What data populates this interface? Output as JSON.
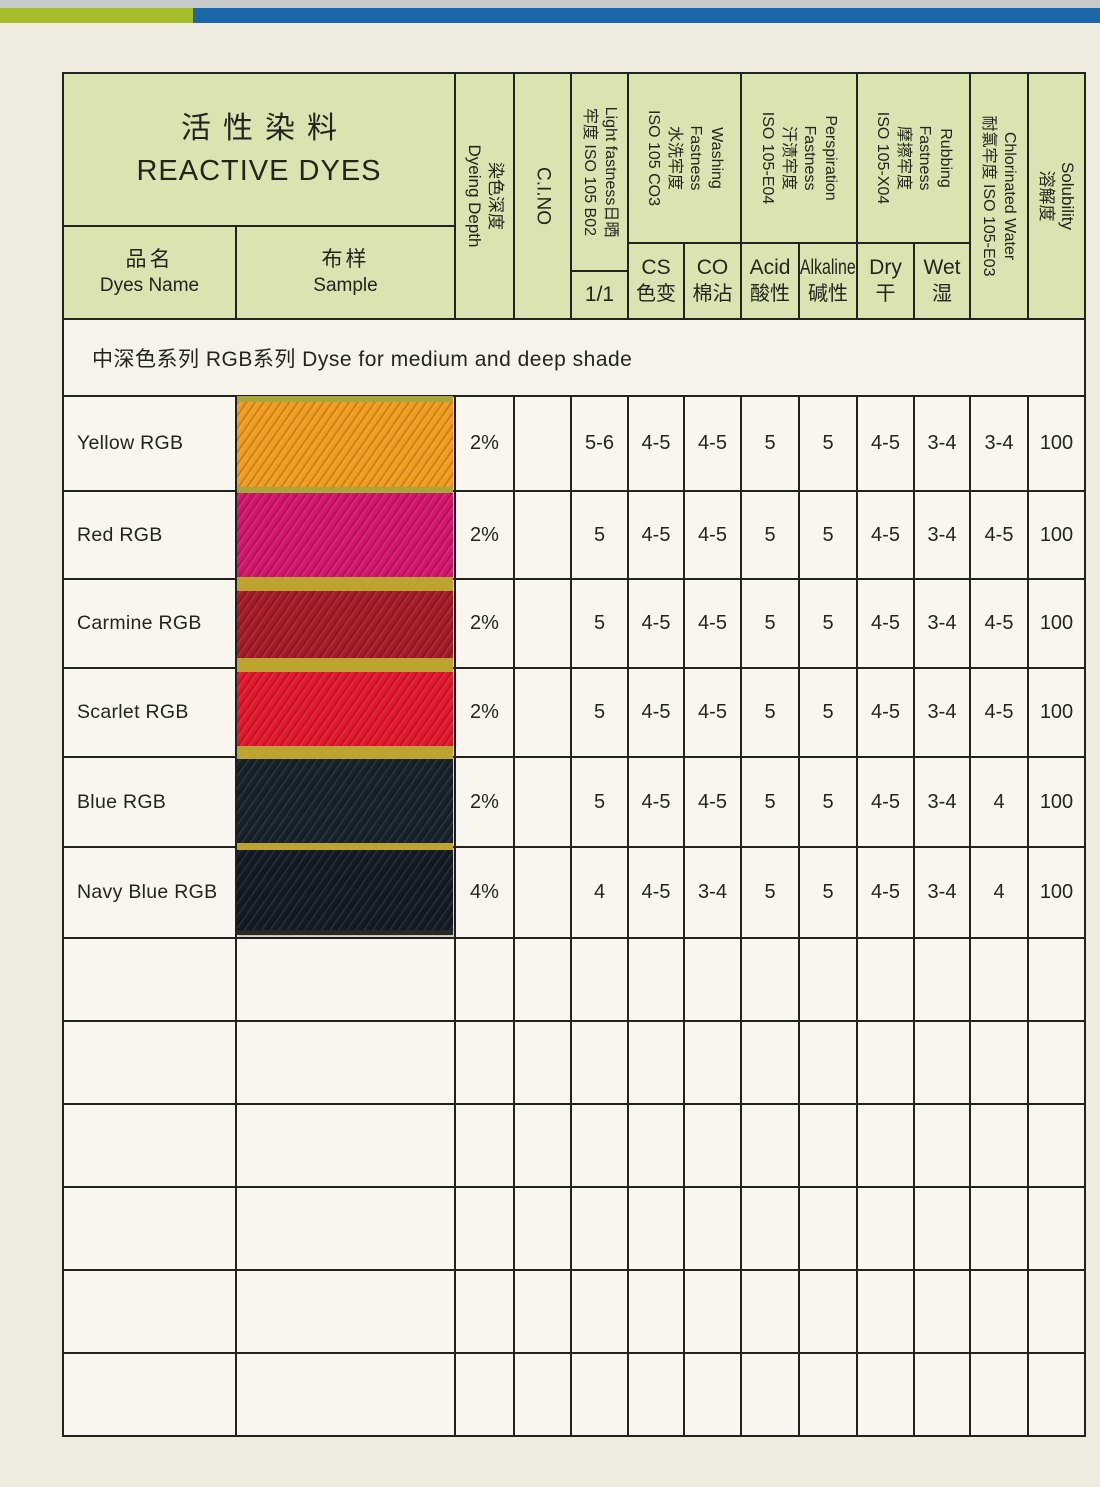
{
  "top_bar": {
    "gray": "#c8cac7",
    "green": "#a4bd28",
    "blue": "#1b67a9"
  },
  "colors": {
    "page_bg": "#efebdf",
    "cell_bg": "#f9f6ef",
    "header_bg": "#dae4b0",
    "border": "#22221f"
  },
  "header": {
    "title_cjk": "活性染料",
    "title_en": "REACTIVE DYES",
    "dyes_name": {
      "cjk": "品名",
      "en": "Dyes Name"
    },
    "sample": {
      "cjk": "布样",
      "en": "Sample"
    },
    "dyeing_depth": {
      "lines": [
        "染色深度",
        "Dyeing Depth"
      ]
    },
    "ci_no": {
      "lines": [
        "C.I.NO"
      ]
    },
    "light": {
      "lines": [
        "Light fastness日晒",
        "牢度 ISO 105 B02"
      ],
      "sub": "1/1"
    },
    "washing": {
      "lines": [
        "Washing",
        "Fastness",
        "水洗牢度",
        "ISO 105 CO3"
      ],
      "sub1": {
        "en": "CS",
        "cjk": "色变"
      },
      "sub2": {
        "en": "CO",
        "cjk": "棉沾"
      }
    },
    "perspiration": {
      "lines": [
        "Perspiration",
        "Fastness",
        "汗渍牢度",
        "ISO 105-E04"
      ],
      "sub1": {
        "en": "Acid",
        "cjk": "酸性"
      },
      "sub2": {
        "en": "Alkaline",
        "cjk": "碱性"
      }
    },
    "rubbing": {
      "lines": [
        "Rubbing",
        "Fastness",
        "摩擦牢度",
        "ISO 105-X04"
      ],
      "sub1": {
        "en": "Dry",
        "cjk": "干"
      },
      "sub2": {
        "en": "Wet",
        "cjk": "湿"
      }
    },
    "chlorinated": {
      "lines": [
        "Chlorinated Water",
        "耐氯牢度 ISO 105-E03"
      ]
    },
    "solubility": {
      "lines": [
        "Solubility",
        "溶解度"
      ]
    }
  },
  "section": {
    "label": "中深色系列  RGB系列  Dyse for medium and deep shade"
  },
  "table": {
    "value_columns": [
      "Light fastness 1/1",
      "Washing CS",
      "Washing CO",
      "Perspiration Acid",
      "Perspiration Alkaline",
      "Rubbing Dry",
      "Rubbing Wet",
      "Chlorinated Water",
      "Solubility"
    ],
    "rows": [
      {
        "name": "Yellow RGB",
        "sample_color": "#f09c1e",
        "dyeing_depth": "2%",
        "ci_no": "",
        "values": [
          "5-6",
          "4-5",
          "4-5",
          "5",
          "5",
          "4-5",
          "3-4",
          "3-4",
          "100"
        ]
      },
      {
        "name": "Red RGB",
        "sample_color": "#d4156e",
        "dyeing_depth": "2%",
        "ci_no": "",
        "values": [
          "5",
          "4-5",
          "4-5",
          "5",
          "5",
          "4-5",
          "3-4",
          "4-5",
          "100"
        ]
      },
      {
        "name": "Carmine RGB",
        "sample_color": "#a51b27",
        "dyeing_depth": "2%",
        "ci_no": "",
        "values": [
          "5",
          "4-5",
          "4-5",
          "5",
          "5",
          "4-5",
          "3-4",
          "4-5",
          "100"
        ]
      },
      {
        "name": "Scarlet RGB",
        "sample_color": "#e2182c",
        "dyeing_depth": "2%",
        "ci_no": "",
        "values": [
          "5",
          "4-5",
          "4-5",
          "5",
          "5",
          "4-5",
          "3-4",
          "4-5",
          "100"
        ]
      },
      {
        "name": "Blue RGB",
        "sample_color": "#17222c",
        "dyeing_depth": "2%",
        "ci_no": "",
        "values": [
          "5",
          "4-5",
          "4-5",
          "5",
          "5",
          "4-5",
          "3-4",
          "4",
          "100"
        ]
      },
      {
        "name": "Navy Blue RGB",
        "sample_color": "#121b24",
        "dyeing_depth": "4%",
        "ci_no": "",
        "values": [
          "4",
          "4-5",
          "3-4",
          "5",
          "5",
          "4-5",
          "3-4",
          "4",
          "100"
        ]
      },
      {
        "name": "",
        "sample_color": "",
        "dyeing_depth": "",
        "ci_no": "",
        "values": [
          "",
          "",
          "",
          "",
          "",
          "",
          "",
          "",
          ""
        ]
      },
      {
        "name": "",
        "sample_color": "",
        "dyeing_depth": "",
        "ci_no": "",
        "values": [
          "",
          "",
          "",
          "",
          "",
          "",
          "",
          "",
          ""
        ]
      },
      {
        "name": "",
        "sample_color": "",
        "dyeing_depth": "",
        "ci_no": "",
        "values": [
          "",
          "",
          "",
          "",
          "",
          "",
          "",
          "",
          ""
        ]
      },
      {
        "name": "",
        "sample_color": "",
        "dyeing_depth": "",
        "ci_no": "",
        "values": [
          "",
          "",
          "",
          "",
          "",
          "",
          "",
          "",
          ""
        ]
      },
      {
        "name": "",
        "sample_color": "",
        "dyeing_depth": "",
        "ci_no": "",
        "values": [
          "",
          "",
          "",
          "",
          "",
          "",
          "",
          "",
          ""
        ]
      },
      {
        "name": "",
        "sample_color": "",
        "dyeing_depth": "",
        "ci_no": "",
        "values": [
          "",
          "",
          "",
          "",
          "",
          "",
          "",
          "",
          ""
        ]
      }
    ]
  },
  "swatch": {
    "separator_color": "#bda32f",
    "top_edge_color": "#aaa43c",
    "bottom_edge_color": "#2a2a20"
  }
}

> _Your goal_: Omit every picture while copying the listing above exactly.

> _Solved problem_:
What data populates this interface? Output as JSON.
{
  "top_bar": {
    "gray": "#c8cac7",
    "green": "#a4bd28",
    "blue": "#1b67a9"
  },
  "colors": {
    "page_bg": "#efebdf",
    "cell_bg": "#f9f6ef",
    "header_bg": "#dae4b0",
    "border": "#22221f"
  },
  "header": {
    "title_cjk": "活性染料",
    "title_en": "REACTIVE DYES",
    "dyes_name": {
      "cjk": "品名",
      "en": "Dyes Name"
    },
    "sample": {
      "cjk": "布样",
      "en": "Sample"
    },
    "dyeing_depth": {
      "lines": [
        "染色深度",
        "Dyeing Depth"
      ]
    },
    "ci_no": {
      "lines": [
        "C.I.NO"
      ]
    },
    "light": {
      "lines": [
        "Light fastness日晒",
        "牢度 ISO 105 B02"
      ],
      "sub": "1/1"
    },
    "washing": {
      "lines": [
        "Washing",
        "Fastness",
        "水洗牢度",
        "ISO 105 CO3"
      ],
      "sub1": {
        "en": "CS",
        "cjk": "色变"
      },
      "sub2": {
        "en": "CO",
        "cjk": "棉沾"
      }
    },
    "perspiration": {
      "lines": [
        "Perspiration",
        "Fastness",
        "汗渍牢度",
        "ISO 105-E04"
      ],
      "sub1": {
        "en": "Acid",
        "cjk": "酸性"
      },
      "sub2": {
        "en": "Alkaline",
        "cjk": "碱性"
      }
    },
    "rubbing": {
      "lines": [
        "Rubbing",
        "Fastness",
        "摩擦牢度",
        "ISO 105-X04"
      ],
      "sub1": {
        "en": "Dry",
        "cjk": "干"
      },
      "sub2": {
        "en": "Wet",
        "cjk": "湿"
      }
    },
    "chlorinated": {
      "lines": [
        "Chlorinated Water",
        "耐氯牢度 ISO 105-E03"
      ]
    },
    "solubility": {
      "lines": [
        "Solubility",
        "溶解度"
      ]
    }
  },
  "section": {
    "label": "中深色系列  RGB系列  Dyse for medium and deep shade"
  },
  "table": {
    "value_columns": [
      "Light fastness 1/1",
      "Washing CS",
      "Washing CO",
      "Perspiration Acid",
      "Perspiration Alkaline",
      "Rubbing Dry",
      "Rubbing Wet",
      "Chlorinated Water",
      "Solubility"
    ],
    "rows": [
      {
        "name": "Yellow RGB",
        "sample_color": "#f09c1e",
        "dyeing_depth": "2%",
        "ci_no": "",
        "values": [
          "5-6",
          "4-5",
          "4-5",
          "5",
          "5",
          "4-5",
          "3-4",
          "3-4",
          "100"
        ]
      },
      {
        "name": "Red RGB",
        "sample_color": "#d4156e",
        "dyeing_depth": "2%",
        "ci_no": "",
        "values": [
          "5",
          "4-5",
          "4-5",
          "5",
          "5",
          "4-5",
          "3-4",
          "4-5",
          "100"
        ]
      },
      {
        "name": "Carmine RGB",
        "sample_color": "#a51b27",
        "dyeing_depth": "2%",
        "ci_no": "",
        "values": [
          "5",
          "4-5",
          "4-5",
          "5",
          "5",
          "4-5",
          "3-4",
          "4-5",
          "100"
        ]
      },
      {
        "name": "Scarlet RGB",
        "sample_color": "#e2182c",
        "dyeing_depth": "2%",
        "ci_no": "",
        "values": [
          "5",
          "4-5",
          "4-5",
          "5",
          "5",
          "4-5",
          "3-4",
          "4-5",
          "100"
        ]
      },
      {
        "name": "Blue RGB",
        "sample_color": "#17222c",
        "dyeing_depth": "2%",
        "ci_no": "",
        "values": [
          "5",
          "4-5",
          "4-5",
          "5",
          "5",
          "4-5",
          "3-4",
          "4",
          "100"
        ]
      },
      {
        "name": "Navy Blue RGB",
        "sample_color": "#121b24",
        "dyeing_depth": "4%",
        "ci_no": "",
        "values": [
          "4",
          "4-5",
          "3-4",
          "5",
          "5",
          "4-5",
          "3-4",
          "4",
          "100"
        ]
      },
      {
        "name": "",
        "sample_color": "",
        "dyeing_depth": "",
        "ci_no": "",
        "values": [
          "",
          "",
          "",
          "",
          "",
          "",
          "",
          "",
          ""
        ]
      },
      {
        "name": "",
        "sample_color": "",
        "dyeing_depth": "",
        "ci_no": "",
        "values": [
          "",
          "",
          "",
          "",
          "",
          "",
          "",
          "",
          ""
        ]
      },
      {
        "name": "",
        "sample_color": "",
        "dyeing_depth": "",
        "ci_no": "",
        "values": [
          "",
          "",
          "",
          "",
          "",
          "",
          "",
          "",
          ""
        ]
      },
      {
        "name": "",
        "sample_color": "",
        "dyeing_depth": "",
        "ci_no": "",
        "values": [
          "",
          "",
          "",
          "",
          "",
          "",
          "",
          "",
          ""
        ]
      },
      {
        "name": "",
        "sample_color": "",
        "dyeing_depth": "",
        "ci_no": "",
        "values": [
          "",
          "",
          "",
          "",
          "",
          "",
          "",
          "",
          ""
        ]
      },
      {
        "name": "",
        "sample_color": "",
        "dyeing_depth": "",
        "ci_no": "",
        "values": [
          "",
          "",
          "",
          "",
          "",
          "",
          "",
          "",
          ""
        ]
      }
    ]
  },
  "swatch": {
    "separator_color": "#bda32f",
    "top_edge_color": "#aaa43c",
    "bottom_edge_color": "#2a2a20"
  }
}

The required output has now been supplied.